Prompt: What lines of the data hold the string "Tracks"? Pull each one out.

Extracted records
•••
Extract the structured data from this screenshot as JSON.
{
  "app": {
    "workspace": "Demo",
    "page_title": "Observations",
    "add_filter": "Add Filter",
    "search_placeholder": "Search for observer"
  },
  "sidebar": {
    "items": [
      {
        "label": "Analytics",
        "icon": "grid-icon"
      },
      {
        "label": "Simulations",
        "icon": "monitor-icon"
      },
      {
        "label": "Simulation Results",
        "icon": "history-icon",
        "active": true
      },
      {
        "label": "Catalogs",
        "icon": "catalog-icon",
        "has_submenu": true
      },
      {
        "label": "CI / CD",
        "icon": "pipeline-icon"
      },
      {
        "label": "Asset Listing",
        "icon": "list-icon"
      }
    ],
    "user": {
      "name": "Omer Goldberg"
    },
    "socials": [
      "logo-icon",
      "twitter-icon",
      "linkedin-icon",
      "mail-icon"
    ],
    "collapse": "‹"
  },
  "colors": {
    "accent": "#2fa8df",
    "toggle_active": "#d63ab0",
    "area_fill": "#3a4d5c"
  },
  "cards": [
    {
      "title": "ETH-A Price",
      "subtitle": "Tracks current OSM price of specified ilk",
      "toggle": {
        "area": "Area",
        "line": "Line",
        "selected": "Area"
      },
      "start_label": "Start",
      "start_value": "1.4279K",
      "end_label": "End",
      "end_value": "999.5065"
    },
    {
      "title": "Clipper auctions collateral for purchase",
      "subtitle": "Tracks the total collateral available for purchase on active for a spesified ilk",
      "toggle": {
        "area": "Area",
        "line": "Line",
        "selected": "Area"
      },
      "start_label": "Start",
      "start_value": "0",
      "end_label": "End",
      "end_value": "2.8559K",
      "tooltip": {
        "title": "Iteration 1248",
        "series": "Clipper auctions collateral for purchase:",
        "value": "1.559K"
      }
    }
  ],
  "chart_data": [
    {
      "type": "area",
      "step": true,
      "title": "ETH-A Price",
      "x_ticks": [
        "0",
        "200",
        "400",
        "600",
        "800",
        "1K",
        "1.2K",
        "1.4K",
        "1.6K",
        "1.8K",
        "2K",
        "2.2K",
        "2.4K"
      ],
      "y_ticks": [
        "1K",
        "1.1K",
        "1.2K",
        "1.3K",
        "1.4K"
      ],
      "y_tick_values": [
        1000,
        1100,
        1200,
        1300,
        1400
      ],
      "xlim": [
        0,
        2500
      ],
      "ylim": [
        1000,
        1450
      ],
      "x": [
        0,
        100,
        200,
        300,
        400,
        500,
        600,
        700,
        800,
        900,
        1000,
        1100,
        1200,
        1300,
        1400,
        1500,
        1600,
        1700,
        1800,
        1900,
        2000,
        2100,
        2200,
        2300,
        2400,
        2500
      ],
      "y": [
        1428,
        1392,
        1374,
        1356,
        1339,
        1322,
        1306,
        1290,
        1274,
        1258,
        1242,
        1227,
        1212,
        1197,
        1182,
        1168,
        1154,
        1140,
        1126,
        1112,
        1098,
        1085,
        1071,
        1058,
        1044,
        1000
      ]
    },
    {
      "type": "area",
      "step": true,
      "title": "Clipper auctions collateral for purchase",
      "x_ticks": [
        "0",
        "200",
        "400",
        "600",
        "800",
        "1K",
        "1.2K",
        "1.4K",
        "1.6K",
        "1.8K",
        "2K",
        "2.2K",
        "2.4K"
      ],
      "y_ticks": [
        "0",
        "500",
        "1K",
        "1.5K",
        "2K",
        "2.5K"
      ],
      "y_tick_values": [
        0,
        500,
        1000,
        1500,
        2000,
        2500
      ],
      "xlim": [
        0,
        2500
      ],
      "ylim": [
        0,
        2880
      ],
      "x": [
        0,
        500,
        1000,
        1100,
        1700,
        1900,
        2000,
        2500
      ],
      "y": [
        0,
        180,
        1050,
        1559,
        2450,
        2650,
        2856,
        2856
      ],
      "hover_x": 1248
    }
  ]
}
•••
Exercise output:
      "subtitle": "Tracks current OSM price of specified ilk",
      "subtitle": "Tracks the total collateral available for purchase on active for a spesified ilk",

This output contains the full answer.